#### [Task details]
Extract each line containing the string "auch".

#### [Listed records]

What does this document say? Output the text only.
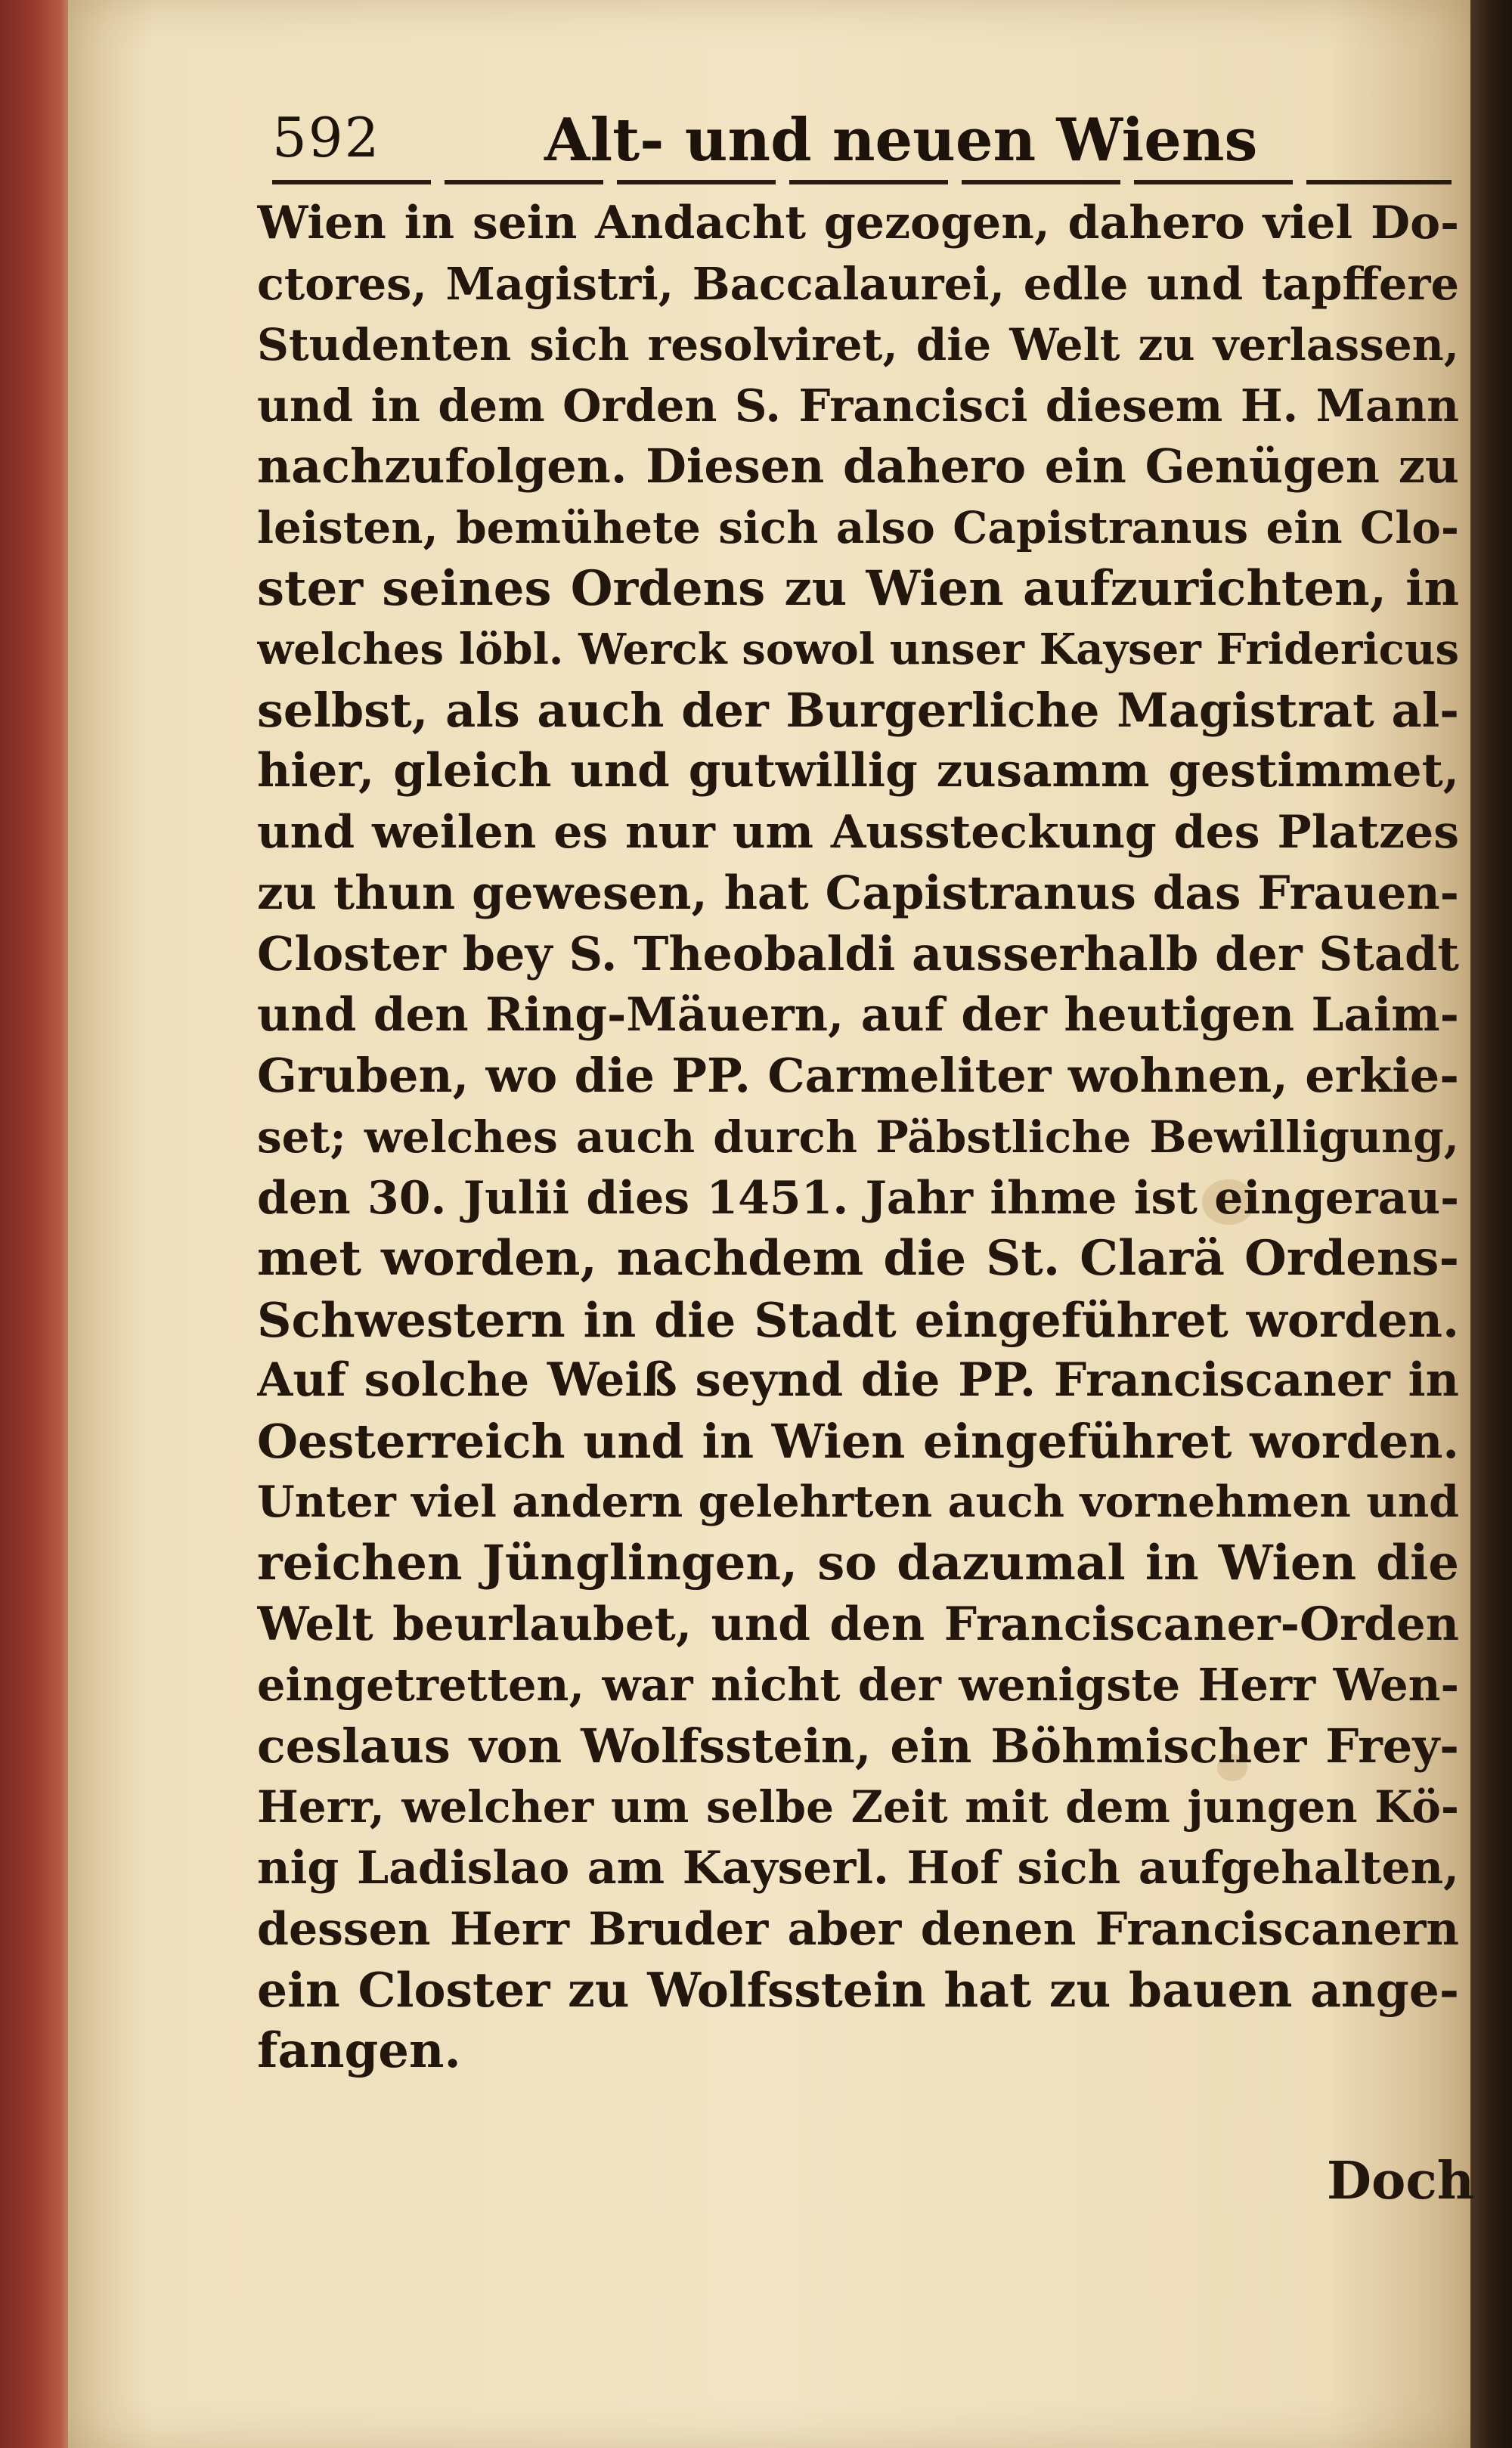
592	Alt- und neuen Wiens
Wien in sein Andacht gezogen, dahero viel Do-
ctores, Magistri, Baccalaurei, edle und tapffere
Studenten sich resolviret, die Welt zu verlassen,
und in dem Orden S. Francisci diesem H. Mann
nachzufolgen. Diesen dahero ein Genügen zu
leisten, bemühete sich also Capistranus ein Clo-
ster seines Ordens zu Wien aufzurichten, in
welches löbl. Werck sowol unser Kayser Fridericus
selbst, als auch der Burgerliche Magistrat al-
hier, gleich und gutwillig zusamm gestimmet,
und weilen es nur um Aussteckung des Platzes
zu thun gewesen, hat Capistranus das Frauen-
Closter bey S. Theobaldi ausserhalb der Stadt
und den Ring-Mäuern, auf der heutigen Laim-
Gruben, wo die PP. Carmeliter wohnen, erkie-
set; welches auch durch Päbstliche Bewilligung,
den 30. Julii dies 1451. Jahr ihme ist eingerau-
met worden, nachdem die St. Clarä Ordens-
Schwestern in die Stadt eingeführet worden.
Auf solche Weiß seynd die PP. Franciscaner in
Oesterreich und in Wien eingeführet worden.
Unter viel andern gelehrten auch vornehmen und
reichen Jünglingen, so dazumal in Wien die
Welt beurlaubet, und den Franciscaner-Orden
eingetretten, war nicht der wenigste Herr Wen-
ceslaus von Wolfsstein, ein Böhmischer Frey-
Herr, welcher um selbe Zeit mit dem jungen Kö-
nig Ladislao am Kayserl. Hof sich aufgehalten,
dessen Herr Bruder aber denen Franciscanern
ein Closter zu Wolfsstein hat zu bauen ange-
fangen.
Doch
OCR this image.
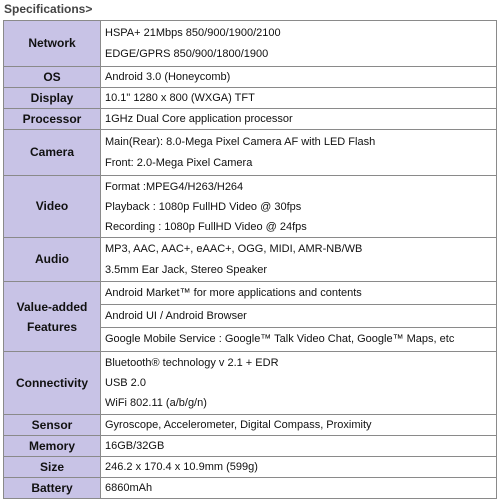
Specifications>
Network	HSPA+ 21Mbps 850/900/1900/2100
EDGE/GPRS 850/900/1800/1900

OS	Android 3.0 (Honeycomb)

Display	10.1" 1280 x 800 (WXGA) TFT

Processor	1GHz Dual Core application processor

Camera	Main(Rear): 8.0-Mega Pixel Camera AF with LED Flash
Front: 2.0-Mega Pixel Camera

Video	Format :MPEG4/H263/H264
Playback : 1080p FullHD Video @ 30fps
Recording : 1080p FullHD Video @ 24fps

Audio	MP3, AAC, AAC+, eAAC+, OGG, MIDI, AMR-NB/WB
3.5mm Ear Jack, Stereo Speaker

Value-added
Features	Android Market™ for more applications and contents
Android UI / Android Browser
Google Mobile Service : Google™ Talk Video Chat, Google™ Maps, etc

Connectivity	Bluetooth® technology v 2.1 + EDR
USB 2.0
WiFi 802.11 (a/b/g/n)

Sensor	Gyroscope, Accelerometer, Digital Compass, Proximity

Memory	16GB/32GB

Size	246.2 x 170.4 x 10.9mm (599g)

Battery	6860mAh
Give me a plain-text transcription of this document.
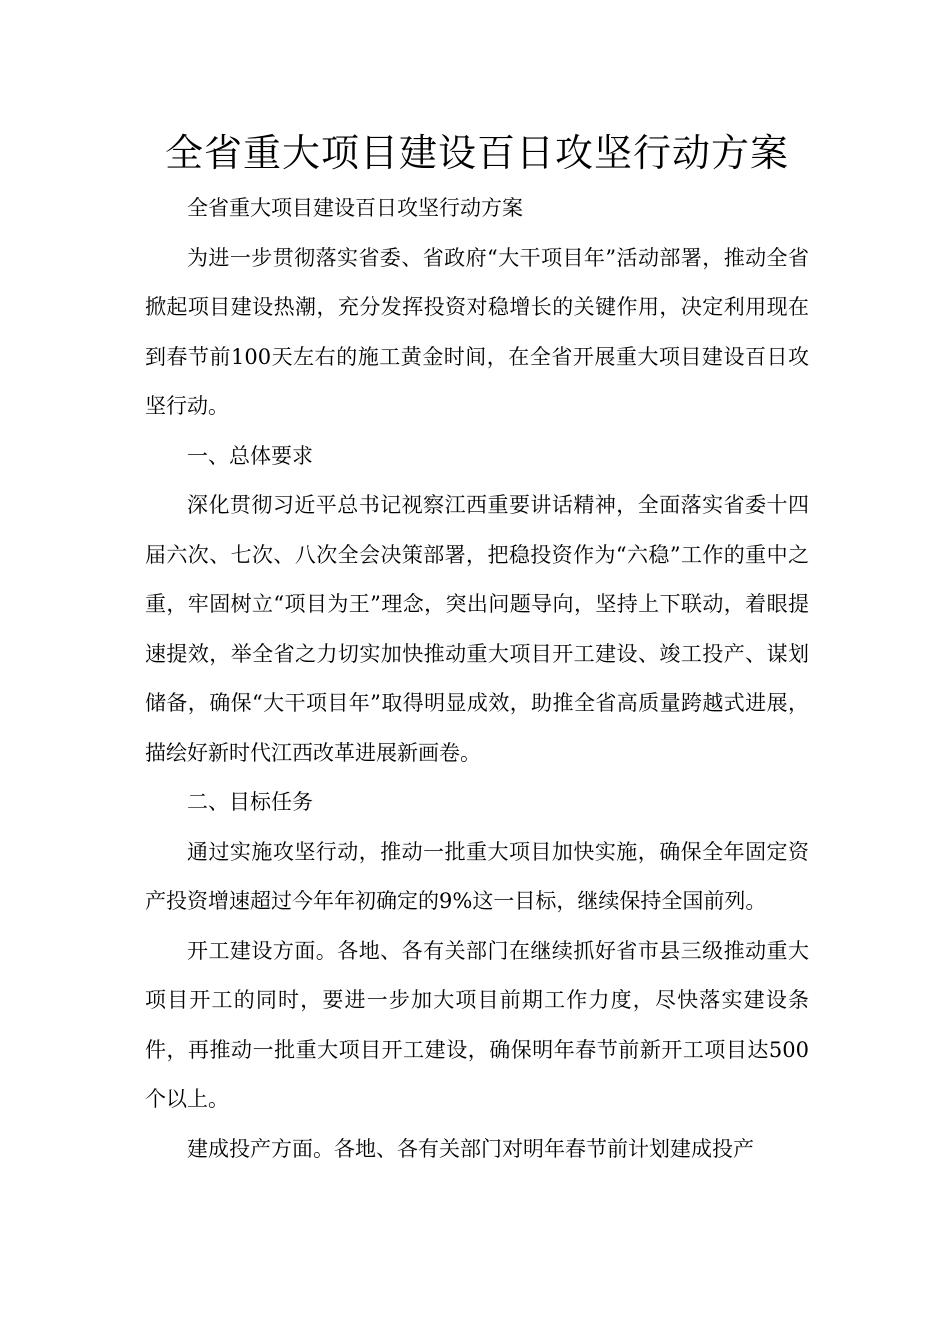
全省重大项目建设百日攻坚行动方案

全省重大项目建设百日攻坚行动方案

为进一步贯彻落实省委、省政府“大干项目年”活动部署，推动全省掀起项目建设热潮，充分发挥投资对稳增长的关键作用，决定利用现在到春节前100天左右的施工黄金时间，在全省开展重大项目建设百日攻坚行动。

一、总体要求

深化贯彻习近平总书记视察江西重要讲话精神，全面落实省委十四届六次、七次、八次全会决策部署，把稳投资作为“六稳”工作的重中之重，牢固树立“项目为王”理念，突出问题导向，坚持上下联动，着眼提速提效，举全省之力切实加快推动重大项目开工建设、竣工投产、谋划储备，确保“大干项目年”取得明显成效，助推全省高质量跨越式进展，描绘好新时代江西改革进展新画卷。

二、目标任务

通过实施攻坚行动，推动一批重大项目加快实施，确保全年固定资产投资增速超过今年年初确定的9%这一目标，继续保持全国前列。

开工建设方面。各地、各有关部门在继续抓好省市县三级推动重大项目开工的同时，要进一步加大项目前期工作力度，尽快落实建设条件，再推动一批重大项目开工建设，确保明年春节前新开工项目达500个以上。

建成投产方面。各地、各有关部门对明年春节前计划建成投产
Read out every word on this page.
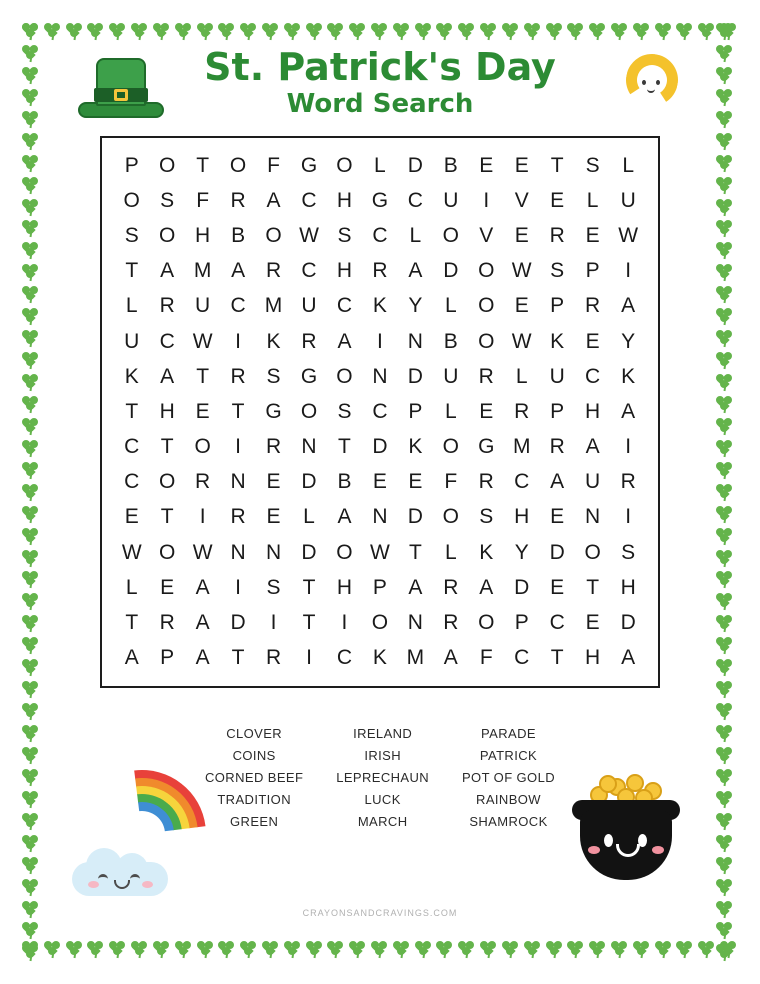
St. Patrick's Day
Word Search
P	O	T	O	F	G	O	L	D	B	E	E	T	S	L
O	S	F	R	A	C	H	G	C	U	I	V	E	L	U
S	O	H	B	O	W	S	C	L	O	V	E	R	E	W
T	A	M	A	R	C	H	R	A	D	O	W	S	P	I
L	R	U	C	M	U	C	K	Y	L	O	E	P	R	A
U	C	W	I	K	R	A	I	N	B	O	W	K	E	Y
K	A	T	R	S	G	O	N	D	U	R	L	U	C	K
T	H	E	T	G	O	S	C	P	L	E	R	P	H	A
C	T	O	I	R	N	T	D	K	O	G	M	R	A	I
C	O	R	N	E	D	B	E	E	F	R	C	A	U	R
E	T	I	R	E	L	A	N	D	O	S	H	E	N	I
W	O	W	N	N	D	O	W	T	L	K	Y	D	O	S
L	E	A	I	S	T	H	P	A	R	A	D	E	T	H
T	R	A	D	I	T	I	O	N	R	O	P	C	E	D
A	P	A	T	R	I	C	K	M	A	F	C	T	H	A
CLOVER
COINS
CORNED BEEF
TRADITION
GREEN
IRELAND
IRISH
LEPRECHAUN
LUCK
MARCH
PARADE
PATRICK
POT OF GOLD
RAINBOW
SHAMROCK
CRAYONSANDCRAVINGS.COM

#### [Reply to the exercise]
selbst, als auch der Burgerliche Magistrat al-
set; welches auch durch Päbstliche Bewilligung,
Unter viel andern gelehrten auch vornehmen und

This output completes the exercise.